* Start *
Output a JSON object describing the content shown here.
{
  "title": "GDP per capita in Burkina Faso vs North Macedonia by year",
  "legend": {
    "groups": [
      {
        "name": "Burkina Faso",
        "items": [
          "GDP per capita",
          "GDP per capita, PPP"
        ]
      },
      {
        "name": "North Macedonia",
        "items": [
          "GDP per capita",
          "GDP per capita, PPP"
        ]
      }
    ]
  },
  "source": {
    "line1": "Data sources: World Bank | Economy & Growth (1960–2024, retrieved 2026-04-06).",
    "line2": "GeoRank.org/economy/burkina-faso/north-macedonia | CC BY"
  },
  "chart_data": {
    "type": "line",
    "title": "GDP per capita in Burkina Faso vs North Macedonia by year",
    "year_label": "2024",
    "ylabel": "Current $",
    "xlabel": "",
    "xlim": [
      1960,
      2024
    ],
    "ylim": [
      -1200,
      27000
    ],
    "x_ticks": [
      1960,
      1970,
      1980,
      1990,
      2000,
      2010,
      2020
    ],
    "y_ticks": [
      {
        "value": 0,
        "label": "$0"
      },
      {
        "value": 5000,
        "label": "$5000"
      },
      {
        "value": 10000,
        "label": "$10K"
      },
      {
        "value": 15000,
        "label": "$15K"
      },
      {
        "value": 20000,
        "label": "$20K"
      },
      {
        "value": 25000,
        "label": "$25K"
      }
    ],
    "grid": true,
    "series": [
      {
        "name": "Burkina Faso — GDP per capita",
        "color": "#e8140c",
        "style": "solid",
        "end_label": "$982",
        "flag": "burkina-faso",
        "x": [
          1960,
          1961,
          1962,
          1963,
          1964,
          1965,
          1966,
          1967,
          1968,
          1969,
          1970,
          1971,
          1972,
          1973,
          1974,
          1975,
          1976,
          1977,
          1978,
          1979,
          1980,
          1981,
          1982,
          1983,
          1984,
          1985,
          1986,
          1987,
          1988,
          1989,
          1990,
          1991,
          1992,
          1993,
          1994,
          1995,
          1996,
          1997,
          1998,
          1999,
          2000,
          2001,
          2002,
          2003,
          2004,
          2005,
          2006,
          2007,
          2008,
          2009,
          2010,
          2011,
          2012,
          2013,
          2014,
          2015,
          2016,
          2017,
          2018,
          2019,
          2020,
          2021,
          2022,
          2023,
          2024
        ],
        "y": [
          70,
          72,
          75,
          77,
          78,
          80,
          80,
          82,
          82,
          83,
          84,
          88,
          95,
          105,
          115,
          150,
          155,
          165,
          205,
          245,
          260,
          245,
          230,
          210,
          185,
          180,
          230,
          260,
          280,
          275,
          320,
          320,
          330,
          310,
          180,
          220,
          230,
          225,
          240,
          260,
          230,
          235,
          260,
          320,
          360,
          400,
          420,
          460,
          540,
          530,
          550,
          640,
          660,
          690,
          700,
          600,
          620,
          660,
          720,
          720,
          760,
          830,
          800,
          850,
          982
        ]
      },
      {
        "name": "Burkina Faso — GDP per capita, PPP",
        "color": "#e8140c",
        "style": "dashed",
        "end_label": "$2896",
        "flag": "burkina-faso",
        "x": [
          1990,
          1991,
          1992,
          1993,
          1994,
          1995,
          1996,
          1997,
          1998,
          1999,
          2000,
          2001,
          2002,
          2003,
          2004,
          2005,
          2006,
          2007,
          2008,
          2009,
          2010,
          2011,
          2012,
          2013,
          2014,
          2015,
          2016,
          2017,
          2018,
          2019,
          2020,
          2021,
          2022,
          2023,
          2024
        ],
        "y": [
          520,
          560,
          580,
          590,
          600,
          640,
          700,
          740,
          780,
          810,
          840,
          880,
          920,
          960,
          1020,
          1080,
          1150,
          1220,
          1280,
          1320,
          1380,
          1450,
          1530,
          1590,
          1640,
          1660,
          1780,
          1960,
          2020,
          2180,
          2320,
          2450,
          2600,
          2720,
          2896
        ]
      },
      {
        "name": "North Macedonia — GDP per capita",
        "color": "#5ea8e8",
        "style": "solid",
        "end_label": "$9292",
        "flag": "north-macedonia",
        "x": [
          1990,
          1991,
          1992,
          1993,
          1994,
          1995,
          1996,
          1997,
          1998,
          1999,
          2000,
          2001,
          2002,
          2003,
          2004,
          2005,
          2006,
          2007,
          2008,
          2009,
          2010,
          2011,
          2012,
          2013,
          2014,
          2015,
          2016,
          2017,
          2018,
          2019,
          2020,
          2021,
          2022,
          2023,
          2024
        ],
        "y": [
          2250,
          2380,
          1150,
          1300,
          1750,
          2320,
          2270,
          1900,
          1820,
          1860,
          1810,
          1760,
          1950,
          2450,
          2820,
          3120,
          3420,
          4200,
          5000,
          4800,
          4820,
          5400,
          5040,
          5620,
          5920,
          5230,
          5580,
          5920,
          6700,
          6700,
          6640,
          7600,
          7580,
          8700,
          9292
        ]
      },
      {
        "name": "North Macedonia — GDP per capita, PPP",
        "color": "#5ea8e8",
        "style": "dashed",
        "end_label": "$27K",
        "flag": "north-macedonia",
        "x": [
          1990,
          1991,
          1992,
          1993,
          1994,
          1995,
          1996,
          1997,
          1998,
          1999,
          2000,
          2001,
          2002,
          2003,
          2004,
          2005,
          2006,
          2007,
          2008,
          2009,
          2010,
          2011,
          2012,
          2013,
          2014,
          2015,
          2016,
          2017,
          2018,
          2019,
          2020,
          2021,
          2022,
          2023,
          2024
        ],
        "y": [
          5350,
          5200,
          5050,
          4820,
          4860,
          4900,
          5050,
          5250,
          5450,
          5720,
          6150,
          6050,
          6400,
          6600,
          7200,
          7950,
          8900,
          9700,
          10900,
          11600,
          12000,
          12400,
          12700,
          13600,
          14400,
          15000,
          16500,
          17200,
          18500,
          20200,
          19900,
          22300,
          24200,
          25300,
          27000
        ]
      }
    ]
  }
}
* End *
WHAT IS EXPECTED: Search the entries for the word "name" and copy every line that has it.

FINISHED EXERCISE:
        "name": "Burkina Faso",
        "name": "North Macedonia",
        "name": "Burkina Faso — GDP per capita",
        "name": "Burkina Faso — GDP per capita, PPP",
        "name": "North Macedonia — GDP per capita",
        "name": "North Macedonia — GDP per capita, PPP",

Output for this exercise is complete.